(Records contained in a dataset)
--- start ---
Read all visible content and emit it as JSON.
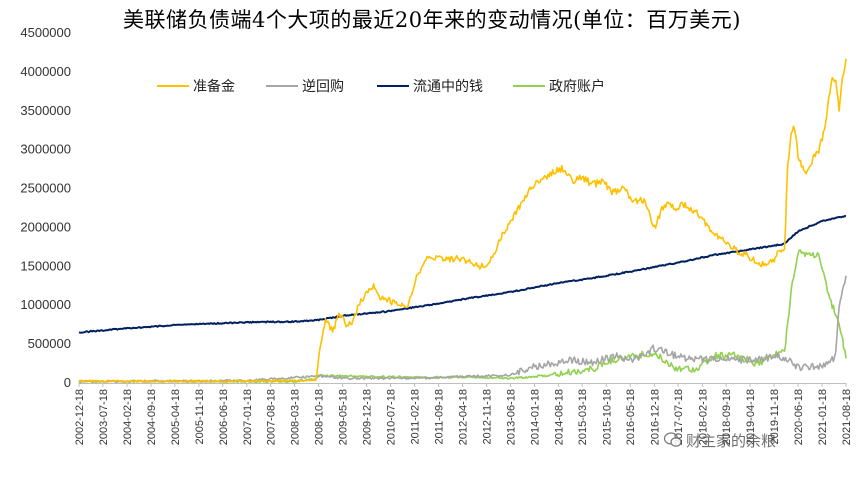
{
  "chart_data": {
    "type": "line",
    "title": "美联储负债端4个大项的最近20年来的变动情况(单位：百万美元)",
    "ylim": [
      0,
      4500000
    ],
    "yticks": [
      "0",
      "500000",
      "1000000",
      "1500000",
      "2000000",
      "2500000",
      "3000000",
      "3500000",
      "4000000",
      "4500000"
    ],
    "x_range": [
      "2002-12-18",
      "2021-08-18"
    ],
    "xticks": [
      "2002-12-18",
      "2003-07-18",
      "2004-02-18",
      "2004-09-18",
      "2005-04-18",
      "2005-11-18",
      "2006-06-18",
      "2007-01-18",
      "2007-08-18",
      "2008-03-18",
      "2008-10-18",
      "2009-05-18",
      "2009-12-18",
      "2010-07-18",
      "2011-02-18",
      "2011-09-18",
      "2012-04-18",
      "2012-11-18",
      "2013-06-18",
      "2014-01-18",
      "2014-08-18",
      "2015-03-18",
      "2015-10-18",
      "2016-05-18",
      "2016-12-18",
      "2017-07-18",
      "2018-02-18",
      "2018-09-18",
      "2019-04-18",
      "2019-11-18",
      "2020-06-18",
      "2021-01-18",
      "2021-08-18"
    ],
    "legend_position": "top-left",
    "grid": false,
    "series": [
      {
        "name": "准备金",
        "color": "#FFC000",
        "points": [
          [
            "2002-12-18",
            25000
          ],
          [
            "2004-06-18",
            23000
          ],
          [
            "2006-06-18",
            22000
          ],
          [
            "2008-03-18",
            30000
          ],
          [
            "2008-09-20",
            45000
          ],
          [
            "2008-10-18",
            300000
          ],
          [
            "2008-11-18",
            600000
          ],
          [
            "2008-12-18",
            820000
          ],
          [
            "2009-02-18",
            660000
          ],
          [
            "2009-04-18",
            880000
          ],
          [
            "2009-06-18",
            760000
          ],
          [
            "2009-08-18",
            790000
          ],
          [
            "2009-10-18",
            1050000
          ],
          [
            "2009-12-18",
            1150000
          ],
          [
            "2010-02-18",
            1230000
          ],
          [
            "2010-04-18",
            1080000
          ],
          [
            "2010-06-18",
            1070000
          ],
          [
            "2010-08-18",
            1030000
          ],
          [
            "2010-10-18",
            1000000
          ],
          [
            "2010-12-18",
            1010000
          ],
          [
            "2011-03-18",
            1400000
          ],
          [
            "2011-06-18",
            1650000
          ],
          [
            "2011-09-18",
            1600000
          ],
          [
            "2011-12-18",
            1580000
          ],
          [
            "2012-03-18",
            1600000
          ],
          [
            "2012-06-18",
            1550000
          ],
          [
            "2012-09-18",
            1500000
          ],
          [
            "2012-12-18",
            1550000
          ],
          [
            "2013-03-18",
            1850000
          ],
          [
            "2013-06-18",
            2050000
          ],
          [
            "2013-09-18",
            2300000
          ],
          [
            "2013-12-18",
            2500000
          ],
          [
            "2014-03-18",
            2620000
          ],
          [
            "2014-06-18",
            2700000
          ],
          [
            "2014-09-18",
            2750000
          ],
          [
            "2014-12-18",
            2600000
          ],
          [
            "2015-03-18",
            2650000
          ],
          [
            "2015-06-18",
            2550000
          ],
          [
            "2015-09-18",
            2600000
          ],
          [
            "2015-12-18",
            2450000
          ],
          [
            "2016-03-18",
            2500000
          ],
          [
            "2016-06-18",
            2350000
          ],
          [
            "2016-09-18",
            2350000
          ],
          [
            "2016-12-18",
            2000000
          ],
          [
            "2017-03-18",
            2300000
          ],
          [
            "2017-06-18",
            2250000
          ],
          [
            "2017-09-18",
            2300000
          ],
          [
            "2017-12-18",
            2200000
          ],
          [
            "2018-03-18",
            2050000
          ],
          [
            "2018-06-18",
            1900000
          ],
          [
            "2018-09-18",
            1800000
          ],
          [
            "2018-12-18",
            1700000
          ],
          [
            "2019-03-18",
            1650000
          ],
          [
            "2019-06-18",
            1550000
          ],
          [
            "2019-09-18",
            1500000
          ],
          [
            "2019-12-18",
            1650000
          ],
          [
            "2020-02-18",
            1700000
          ],
          [
            "2020-03-18",
            2800000
          ],
          [
            "2020-04-18",
            3200000
          ],
          [
            "2020-05-18",
            3300000
          ],
          [
            "2020-06-18",
            2900000
          ],
          [
            "2020-08-18",
            2700000
          ],
          [
            "2020-10-18",
            2850000
          ],
          [
            "2020-12-18",
            3000000
          ],
          [
            "2021-02-18",
            3300000
          ],
          [
            "2021-03-18",
            3700000
          ],
          [
            "2021-04-18",
            3900000
          ],
          [
            "2021-05-18",
            3850000
          ],
          [
            "2021-06-18",
            3500000
          ],
          [
            "2021-07-18",
            3950000
          ],
          [
            "2021-08-18",
            4150000
          ]
        ]
      },
      {
        "name": "逆回购",
        "color": "#A5A5A5",
        "points": [
          [
            "2002-12-18",
            20000
          ],
          [
            "2007-01-18",
            30000
          ],
          [
            "2008-10-18",
            90000
          ],
          [
            "2009-06-18",
            60000
          ],
          [
            "2010-06-18",
            60000
          ],
          [
            "2011-06-18",
            65000
          ],
          [
            "2012-06-18",
            85000
          ],
          [
            "2013-06-18",
            100000
          ],
          [
            "2013-12-18",
            200000
          ],
          [
            "2014-06-18",
            250000
          ],
          [
            "2014-12-18",
            300000
          ],
          [
            "2015-06-18",
            250000
          ],
          [
            "2015-12-18",
            350000
          ],
          [
            "2016-06-18",
            300000
          ],
          [
            "2016-12-18",
            450000
          ],
          [
            "2017-06-18",
            350000
          ],
          [
            "2017-12-18",
            300000
          ],
          [
            "2018-06-18",
            300000
          ],
          [
            "2018-12-18",
            300000
          ],
          [
            "2019-06-18",
            300000
          ],
          [
            "2019-12-18",
            350000
          ],
          [
            "2020-03-18",
            300000
          ],
          [
            "2020-06-18",
            200000
          ],
          [
            "2020-12-18",
            220000
          ],
          [
            "2021-03-18",
            250000
          ],
          [
            "2021-05-18",
            350000
          ],
          [
            "2021-06-18",
            1000000
          ],
          [
            "2021-07-18",
            1200000
          ],
          [
            "2021-08-18",
            1350000
          ]
        ]
      },
      {
        "name": "流通中的钱",
        "color": "#002060",
        "points": [
          [
            "2002-12-18",
            650000
          ],
          [
            "2004-01-18",
            700000
          ],
          [
            "2005-06-18",
            750000
          ],
          [
            "2007-01-18",
            780000
          ],
          [
            "2008-03-18",
            790000
          ],
          [
            "2008-10-18",
            810000
          ],
          [
            "2009-06-18",
            870000
          ],
          [
            "2010-06-18",
            920000
          ],
          [
            "2011-06-18",
            1000000
          ],
          [
            "2012-06-18",
            1090000
          ],
          [
            "2013-06-18",
            1170000
          ],
          [
            "2014-06-18",
            1270000
          ],
          [
            "2015-06-18",
            1350000
          ],
          [
            "2016-06-18",
            1440000
          ],
          [
            "2017-06-18",
            1540000
          ],
          [
            "2018-06-18",
            1650000
          ],
          [
            "2019-06-18",
            1730000
          ],
          [
            "2020-02-18",
            1790000
          ],
          [
            "2020-06-18",
            1950000
          ],
          [
            "2021-01-18",
            2080000
          ],
          [
            "2021-08-18",
            2150000
          ]
        ]
      },
      {
        "name": "政府账户",
        "color": "#92D050",
        "points": [
          [
            "2002-12-18",
            20000
          ],
          [
            "2008-03-18",
            20000
          ],
          [
            "2008-09-18",
            50000
          ],
          [
            "2008-10-18",
            100000
          ],
          [
            "2009-06-18",
            90000
          ],
          [
            "2010-06-18",
            80000
          ],
          [
            "2011-06-18",
            70000
          ],
          [
            "2012-06-18",
            80000
          ],
          [
            "2013-06-18",
            60000
          ],
          [
            "2014-06-18",
            100000
          ],
          [
            "2015-06-18",
            180000
          ],
          [
            "2015-12-18",
            300000
          ],
          [
            "2016-06-18",
            350000
          ],
          [
            "2016-12-18",
            380000
          ],
          [
            "2017-06-18",
            200000
          ],
          [
            "2017-12-18",
            180000
          ],
          [
            "2018-06-18",
            350000
          ],
          [
            "2018-12-18",
            350000
          ],
          [
            "2019-06-18",
            250000
          ],
          [
            "2019-12-18",
            380000
          ],
          [
            "2020-02-18",
            400000
          ],
          [
            "2020-04-18",
            1200000
          ],
          [
            "2020-06-18",
            1700000
          ],
          [
            "2020-09-18",
            1650000
          ],
          [
            "2020-12-18",
            1650000
          ],
          [
            "2021-03-18",
            1100000
          ],
          [
            "2021-06-18",
            800000
          ],
          [
            "2021-08-18",
            300000
          ]
        ]
      }
    ]
  },
  "watermark": "财主家的余粮"
}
--- end ---
- Written instruction: From the listing above, copy all lines holding the word "name".

- Task output:
        "name": "准备金",
        "name": "逆回购",
        "name": "流通中的钱",
        "name": "政府账户",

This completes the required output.